Exercise data:

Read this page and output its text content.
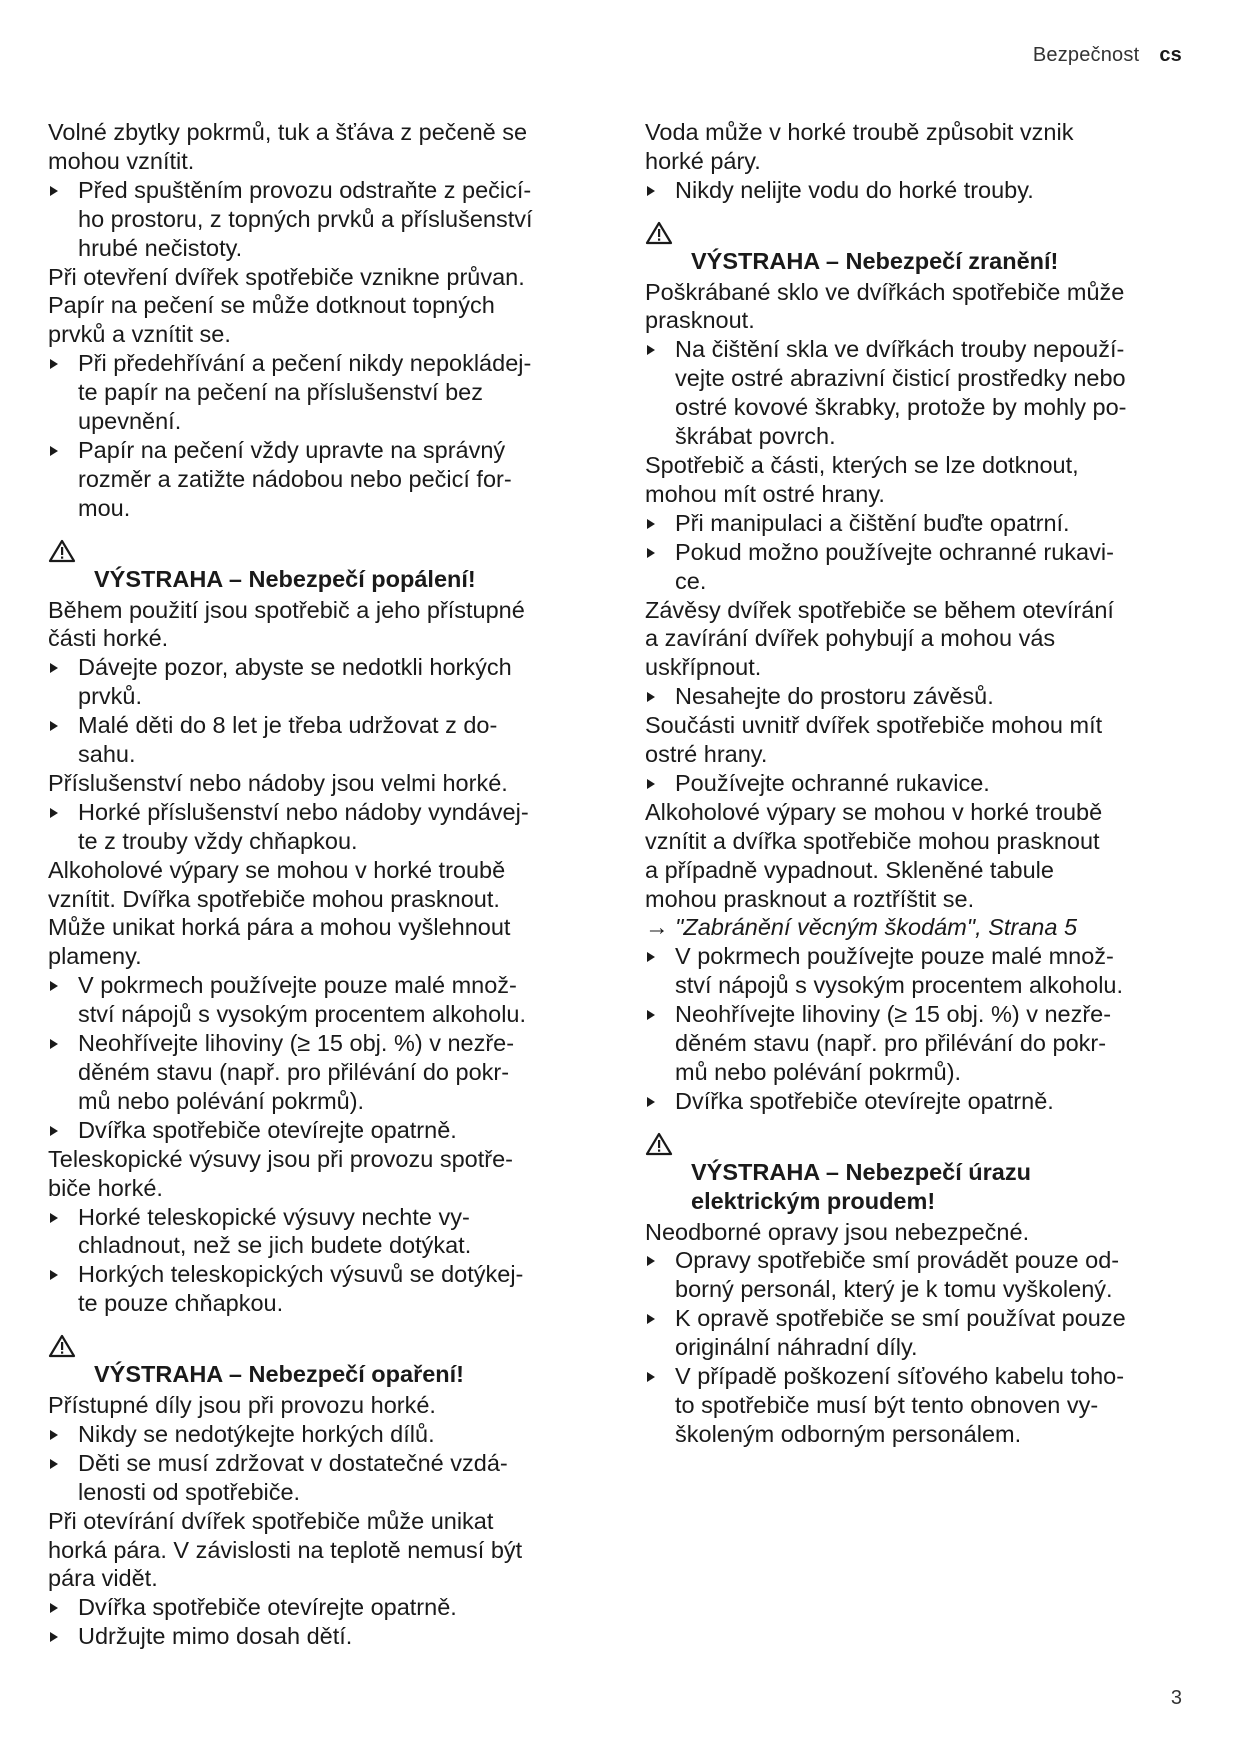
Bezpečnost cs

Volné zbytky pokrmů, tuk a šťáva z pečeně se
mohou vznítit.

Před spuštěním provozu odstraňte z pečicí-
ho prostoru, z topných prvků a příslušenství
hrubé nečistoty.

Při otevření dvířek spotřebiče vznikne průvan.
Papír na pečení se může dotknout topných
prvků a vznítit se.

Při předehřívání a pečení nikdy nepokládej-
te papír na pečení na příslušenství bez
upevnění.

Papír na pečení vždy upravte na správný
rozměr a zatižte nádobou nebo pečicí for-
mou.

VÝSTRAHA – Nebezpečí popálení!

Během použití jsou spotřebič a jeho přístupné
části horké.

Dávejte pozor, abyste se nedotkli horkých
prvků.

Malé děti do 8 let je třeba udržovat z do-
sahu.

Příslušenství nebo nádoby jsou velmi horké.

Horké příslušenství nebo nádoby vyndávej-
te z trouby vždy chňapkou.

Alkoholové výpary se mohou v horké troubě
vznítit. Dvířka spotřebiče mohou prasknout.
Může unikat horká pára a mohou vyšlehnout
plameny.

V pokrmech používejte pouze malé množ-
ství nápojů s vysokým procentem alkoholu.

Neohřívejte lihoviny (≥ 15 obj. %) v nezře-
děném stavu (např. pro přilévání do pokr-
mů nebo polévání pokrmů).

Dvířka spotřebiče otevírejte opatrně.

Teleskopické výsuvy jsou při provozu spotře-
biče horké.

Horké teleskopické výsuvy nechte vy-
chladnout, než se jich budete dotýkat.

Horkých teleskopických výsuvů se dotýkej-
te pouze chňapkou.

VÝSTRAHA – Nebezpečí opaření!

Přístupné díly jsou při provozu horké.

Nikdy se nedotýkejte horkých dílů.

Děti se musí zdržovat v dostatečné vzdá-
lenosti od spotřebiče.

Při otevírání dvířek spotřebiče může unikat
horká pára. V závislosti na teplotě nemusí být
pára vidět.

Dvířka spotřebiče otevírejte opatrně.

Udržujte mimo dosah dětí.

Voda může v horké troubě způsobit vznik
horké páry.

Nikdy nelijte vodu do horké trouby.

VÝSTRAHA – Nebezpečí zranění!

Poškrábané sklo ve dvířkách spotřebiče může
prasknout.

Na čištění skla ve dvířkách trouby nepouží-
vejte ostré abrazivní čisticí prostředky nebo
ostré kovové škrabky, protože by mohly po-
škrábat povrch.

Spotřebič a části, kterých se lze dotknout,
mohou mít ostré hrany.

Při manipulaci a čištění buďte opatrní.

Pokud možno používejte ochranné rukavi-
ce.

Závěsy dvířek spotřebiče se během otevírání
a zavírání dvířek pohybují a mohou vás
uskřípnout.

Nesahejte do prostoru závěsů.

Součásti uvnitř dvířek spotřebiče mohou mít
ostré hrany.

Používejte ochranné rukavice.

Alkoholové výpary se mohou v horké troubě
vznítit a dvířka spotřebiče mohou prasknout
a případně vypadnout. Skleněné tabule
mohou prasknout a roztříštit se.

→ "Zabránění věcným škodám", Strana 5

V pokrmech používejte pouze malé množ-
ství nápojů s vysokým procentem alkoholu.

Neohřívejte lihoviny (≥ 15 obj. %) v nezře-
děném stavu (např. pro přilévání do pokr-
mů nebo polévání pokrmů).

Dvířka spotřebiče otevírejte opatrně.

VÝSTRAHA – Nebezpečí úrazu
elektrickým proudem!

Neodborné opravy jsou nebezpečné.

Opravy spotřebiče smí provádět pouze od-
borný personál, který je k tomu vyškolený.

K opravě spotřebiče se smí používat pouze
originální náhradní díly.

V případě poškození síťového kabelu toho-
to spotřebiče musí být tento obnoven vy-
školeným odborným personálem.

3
...
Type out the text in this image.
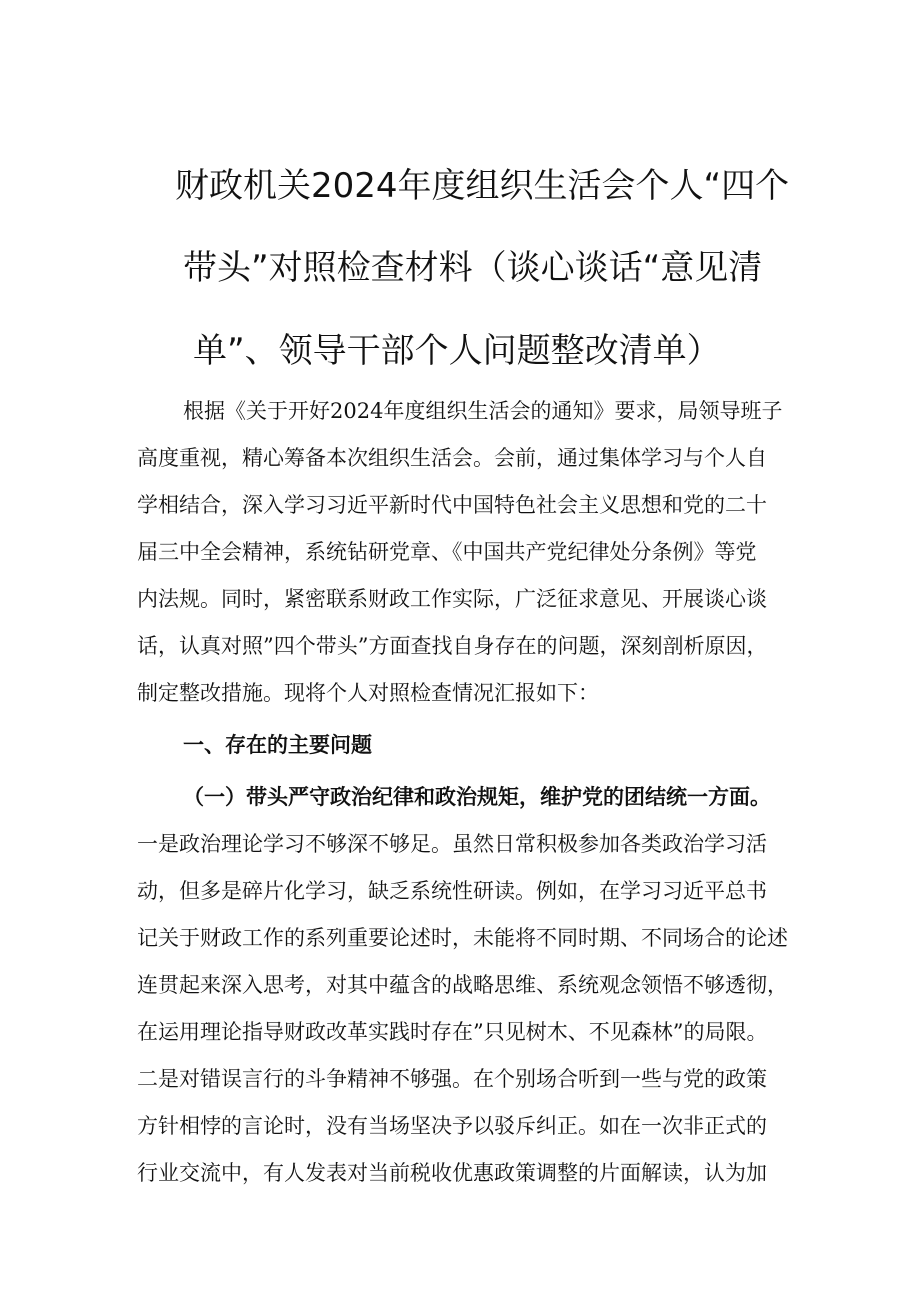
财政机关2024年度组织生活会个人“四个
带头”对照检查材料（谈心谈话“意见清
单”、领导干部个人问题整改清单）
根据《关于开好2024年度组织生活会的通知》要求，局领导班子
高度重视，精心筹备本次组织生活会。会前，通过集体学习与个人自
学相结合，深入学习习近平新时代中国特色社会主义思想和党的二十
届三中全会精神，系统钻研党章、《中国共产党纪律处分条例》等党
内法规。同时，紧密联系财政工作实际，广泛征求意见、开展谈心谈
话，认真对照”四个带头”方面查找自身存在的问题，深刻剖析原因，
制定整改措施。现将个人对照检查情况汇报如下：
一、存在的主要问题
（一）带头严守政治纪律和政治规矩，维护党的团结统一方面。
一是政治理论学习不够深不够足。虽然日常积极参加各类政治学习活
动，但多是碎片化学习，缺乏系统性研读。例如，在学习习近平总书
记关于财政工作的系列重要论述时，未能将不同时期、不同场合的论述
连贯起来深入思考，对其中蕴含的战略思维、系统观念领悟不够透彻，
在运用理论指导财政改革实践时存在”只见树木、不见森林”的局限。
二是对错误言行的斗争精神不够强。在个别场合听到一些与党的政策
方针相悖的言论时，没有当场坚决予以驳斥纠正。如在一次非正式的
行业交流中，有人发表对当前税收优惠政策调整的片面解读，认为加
==
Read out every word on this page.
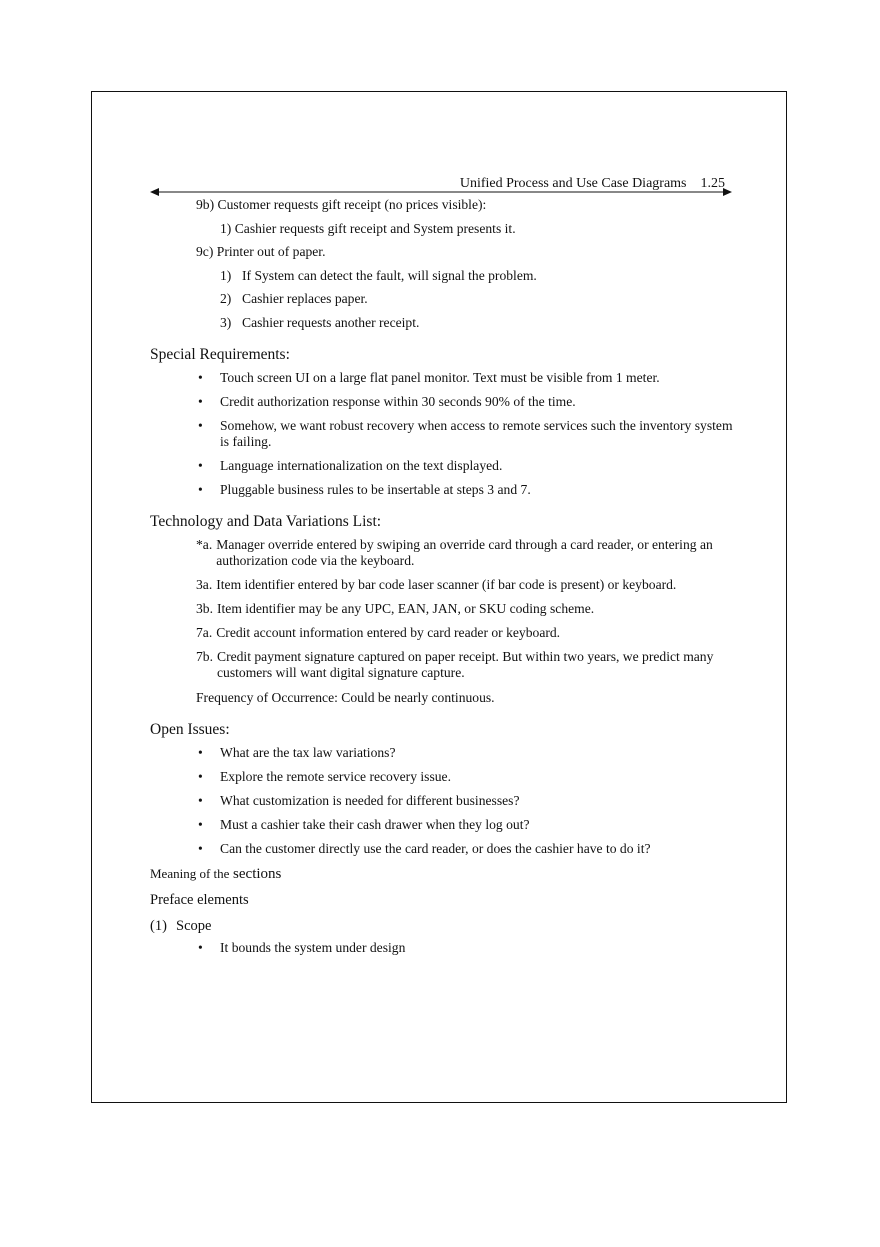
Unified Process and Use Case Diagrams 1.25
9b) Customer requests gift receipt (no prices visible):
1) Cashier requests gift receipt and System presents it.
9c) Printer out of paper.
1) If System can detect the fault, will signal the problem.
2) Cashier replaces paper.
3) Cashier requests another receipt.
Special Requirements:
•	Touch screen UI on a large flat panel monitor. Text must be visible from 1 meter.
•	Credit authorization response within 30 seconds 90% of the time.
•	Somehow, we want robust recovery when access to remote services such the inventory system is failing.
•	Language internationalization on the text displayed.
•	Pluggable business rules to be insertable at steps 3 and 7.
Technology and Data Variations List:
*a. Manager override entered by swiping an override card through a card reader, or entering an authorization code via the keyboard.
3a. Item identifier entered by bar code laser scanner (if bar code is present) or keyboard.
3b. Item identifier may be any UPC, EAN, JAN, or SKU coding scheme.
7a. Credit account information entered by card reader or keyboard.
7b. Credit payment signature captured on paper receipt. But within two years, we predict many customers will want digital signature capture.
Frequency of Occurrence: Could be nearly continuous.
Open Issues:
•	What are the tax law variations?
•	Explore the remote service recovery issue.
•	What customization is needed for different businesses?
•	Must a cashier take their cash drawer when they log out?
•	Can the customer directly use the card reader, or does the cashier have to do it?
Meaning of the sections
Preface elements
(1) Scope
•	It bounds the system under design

What to do: Select every line in the records above that contains the word "VÝSTRAHA".

Problem solution:
VÝSTRAHA – Nebezpečí popálení!
VÝSTRAHA – Nebezpečí opaření!
VÝSTRAHA – Nebezpečí zranění!
VÝSTRAHA – Nebezpečí úrazu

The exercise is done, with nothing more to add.